Items from a figure collection
— start —

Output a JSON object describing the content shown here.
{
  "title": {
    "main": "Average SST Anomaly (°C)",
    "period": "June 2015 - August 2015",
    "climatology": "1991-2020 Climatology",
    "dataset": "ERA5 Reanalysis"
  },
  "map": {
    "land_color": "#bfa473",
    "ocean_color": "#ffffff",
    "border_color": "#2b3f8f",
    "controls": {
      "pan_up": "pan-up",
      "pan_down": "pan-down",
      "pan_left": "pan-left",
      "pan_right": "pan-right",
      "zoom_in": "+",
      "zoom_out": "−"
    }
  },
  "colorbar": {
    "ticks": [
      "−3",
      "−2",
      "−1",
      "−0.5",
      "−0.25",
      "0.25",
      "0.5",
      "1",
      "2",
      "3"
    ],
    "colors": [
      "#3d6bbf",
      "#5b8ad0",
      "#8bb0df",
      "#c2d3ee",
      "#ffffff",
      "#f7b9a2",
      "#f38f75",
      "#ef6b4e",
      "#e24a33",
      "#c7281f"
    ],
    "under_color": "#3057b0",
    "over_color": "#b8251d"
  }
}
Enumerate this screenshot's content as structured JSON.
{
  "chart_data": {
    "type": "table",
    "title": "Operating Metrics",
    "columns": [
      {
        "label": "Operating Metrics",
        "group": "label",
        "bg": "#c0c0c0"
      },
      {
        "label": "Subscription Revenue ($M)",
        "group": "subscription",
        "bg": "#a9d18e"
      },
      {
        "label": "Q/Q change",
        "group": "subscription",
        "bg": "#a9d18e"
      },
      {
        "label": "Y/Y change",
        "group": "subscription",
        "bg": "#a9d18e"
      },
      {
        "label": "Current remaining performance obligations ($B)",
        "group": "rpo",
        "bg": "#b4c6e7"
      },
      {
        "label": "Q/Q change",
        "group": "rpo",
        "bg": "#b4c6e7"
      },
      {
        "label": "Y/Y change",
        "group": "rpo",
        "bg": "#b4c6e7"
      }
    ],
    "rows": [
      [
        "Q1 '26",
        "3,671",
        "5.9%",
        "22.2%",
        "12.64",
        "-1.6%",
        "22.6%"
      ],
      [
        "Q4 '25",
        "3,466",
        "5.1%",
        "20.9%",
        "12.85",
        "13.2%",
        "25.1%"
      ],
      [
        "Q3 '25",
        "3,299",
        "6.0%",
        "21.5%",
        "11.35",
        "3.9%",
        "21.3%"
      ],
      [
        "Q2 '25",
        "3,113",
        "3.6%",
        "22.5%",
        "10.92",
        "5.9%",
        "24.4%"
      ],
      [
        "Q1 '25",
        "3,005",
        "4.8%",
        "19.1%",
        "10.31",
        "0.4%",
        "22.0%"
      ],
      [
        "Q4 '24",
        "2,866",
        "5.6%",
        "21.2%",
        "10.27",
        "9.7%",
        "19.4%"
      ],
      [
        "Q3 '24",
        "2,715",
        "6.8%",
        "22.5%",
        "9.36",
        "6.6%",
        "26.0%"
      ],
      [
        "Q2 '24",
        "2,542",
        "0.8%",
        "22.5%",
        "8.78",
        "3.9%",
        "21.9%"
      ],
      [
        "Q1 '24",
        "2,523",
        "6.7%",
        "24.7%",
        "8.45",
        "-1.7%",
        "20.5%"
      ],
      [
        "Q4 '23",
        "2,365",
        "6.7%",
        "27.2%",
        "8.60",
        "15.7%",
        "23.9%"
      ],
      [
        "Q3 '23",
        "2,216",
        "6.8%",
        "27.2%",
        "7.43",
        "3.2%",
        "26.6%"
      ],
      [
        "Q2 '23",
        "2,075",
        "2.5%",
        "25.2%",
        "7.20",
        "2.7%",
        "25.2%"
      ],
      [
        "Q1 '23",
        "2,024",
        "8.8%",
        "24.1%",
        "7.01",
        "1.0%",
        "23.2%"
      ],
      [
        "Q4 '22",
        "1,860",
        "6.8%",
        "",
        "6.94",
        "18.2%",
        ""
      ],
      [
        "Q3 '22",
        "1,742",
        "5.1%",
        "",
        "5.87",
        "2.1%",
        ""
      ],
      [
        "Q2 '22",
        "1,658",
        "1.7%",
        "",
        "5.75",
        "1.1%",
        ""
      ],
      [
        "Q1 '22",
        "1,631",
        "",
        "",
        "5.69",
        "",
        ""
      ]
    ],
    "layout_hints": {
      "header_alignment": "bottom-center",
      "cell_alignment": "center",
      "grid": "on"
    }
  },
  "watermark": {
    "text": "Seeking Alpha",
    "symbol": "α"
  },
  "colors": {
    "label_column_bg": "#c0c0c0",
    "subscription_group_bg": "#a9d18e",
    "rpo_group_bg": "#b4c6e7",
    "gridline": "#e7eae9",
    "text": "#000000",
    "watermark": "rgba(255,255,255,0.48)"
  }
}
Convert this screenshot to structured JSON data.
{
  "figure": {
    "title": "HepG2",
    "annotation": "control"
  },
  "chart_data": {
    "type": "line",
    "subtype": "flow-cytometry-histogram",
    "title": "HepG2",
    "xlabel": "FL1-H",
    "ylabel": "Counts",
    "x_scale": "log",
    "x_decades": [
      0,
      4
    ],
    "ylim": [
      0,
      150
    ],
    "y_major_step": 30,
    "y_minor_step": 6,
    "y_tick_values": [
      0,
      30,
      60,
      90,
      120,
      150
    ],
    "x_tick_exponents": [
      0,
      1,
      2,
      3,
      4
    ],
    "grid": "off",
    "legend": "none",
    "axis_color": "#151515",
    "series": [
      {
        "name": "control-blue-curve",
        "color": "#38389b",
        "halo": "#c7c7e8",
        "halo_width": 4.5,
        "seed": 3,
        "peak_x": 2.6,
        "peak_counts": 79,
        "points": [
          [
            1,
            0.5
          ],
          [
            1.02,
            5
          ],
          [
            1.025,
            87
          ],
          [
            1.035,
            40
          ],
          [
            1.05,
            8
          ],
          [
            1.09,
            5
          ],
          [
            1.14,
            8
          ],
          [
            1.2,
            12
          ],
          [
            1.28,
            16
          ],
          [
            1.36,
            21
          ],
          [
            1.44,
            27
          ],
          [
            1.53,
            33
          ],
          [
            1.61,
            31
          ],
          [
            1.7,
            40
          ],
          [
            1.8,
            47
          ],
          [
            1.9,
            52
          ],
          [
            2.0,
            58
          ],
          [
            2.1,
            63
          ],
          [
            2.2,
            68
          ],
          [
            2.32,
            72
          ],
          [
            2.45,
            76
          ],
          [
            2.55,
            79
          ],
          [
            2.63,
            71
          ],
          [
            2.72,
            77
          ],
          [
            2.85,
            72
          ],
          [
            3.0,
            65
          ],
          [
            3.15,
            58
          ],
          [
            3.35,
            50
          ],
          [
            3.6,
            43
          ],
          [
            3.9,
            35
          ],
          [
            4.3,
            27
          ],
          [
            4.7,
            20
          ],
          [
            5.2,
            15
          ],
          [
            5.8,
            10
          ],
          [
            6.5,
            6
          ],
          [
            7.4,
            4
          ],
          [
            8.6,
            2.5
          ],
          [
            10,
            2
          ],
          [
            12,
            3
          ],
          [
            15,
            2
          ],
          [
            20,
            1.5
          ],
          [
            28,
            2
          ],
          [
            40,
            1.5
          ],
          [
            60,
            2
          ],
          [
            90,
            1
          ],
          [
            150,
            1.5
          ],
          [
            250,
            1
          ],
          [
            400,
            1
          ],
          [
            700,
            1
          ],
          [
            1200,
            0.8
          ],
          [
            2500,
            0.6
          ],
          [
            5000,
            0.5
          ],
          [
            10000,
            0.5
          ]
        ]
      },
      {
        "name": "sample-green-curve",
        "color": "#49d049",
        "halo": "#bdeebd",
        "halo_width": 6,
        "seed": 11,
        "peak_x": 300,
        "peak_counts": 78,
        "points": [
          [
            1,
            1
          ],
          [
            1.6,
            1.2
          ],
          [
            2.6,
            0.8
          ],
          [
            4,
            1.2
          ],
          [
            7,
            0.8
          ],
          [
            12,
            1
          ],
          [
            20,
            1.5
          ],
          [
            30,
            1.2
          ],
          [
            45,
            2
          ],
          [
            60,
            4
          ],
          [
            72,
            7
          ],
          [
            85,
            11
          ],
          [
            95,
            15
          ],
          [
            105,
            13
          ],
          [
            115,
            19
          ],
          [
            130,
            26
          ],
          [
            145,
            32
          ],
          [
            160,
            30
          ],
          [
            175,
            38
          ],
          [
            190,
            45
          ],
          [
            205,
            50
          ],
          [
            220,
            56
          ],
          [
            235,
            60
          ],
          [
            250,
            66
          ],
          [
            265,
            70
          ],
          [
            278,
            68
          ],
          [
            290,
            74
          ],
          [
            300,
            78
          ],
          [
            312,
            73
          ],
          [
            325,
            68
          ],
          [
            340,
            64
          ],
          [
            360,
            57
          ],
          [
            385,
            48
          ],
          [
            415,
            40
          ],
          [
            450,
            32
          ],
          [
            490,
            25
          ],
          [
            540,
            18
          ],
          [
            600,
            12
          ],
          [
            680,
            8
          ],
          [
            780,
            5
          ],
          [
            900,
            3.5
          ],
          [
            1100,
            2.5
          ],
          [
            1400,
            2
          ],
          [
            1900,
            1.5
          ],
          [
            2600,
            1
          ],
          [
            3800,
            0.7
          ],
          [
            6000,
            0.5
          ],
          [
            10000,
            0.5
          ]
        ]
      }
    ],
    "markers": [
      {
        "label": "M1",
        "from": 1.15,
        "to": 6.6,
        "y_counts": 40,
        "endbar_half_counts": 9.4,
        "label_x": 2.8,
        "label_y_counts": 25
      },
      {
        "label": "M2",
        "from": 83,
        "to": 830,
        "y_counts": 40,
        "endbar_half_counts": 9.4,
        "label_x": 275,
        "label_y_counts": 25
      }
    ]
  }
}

— end —

Task to complete: Filter the data, keeping only the lines that contain "watermark".

Finished task:
  "watermark": {
    "watermark": "rgba(255,255,255,0.48)"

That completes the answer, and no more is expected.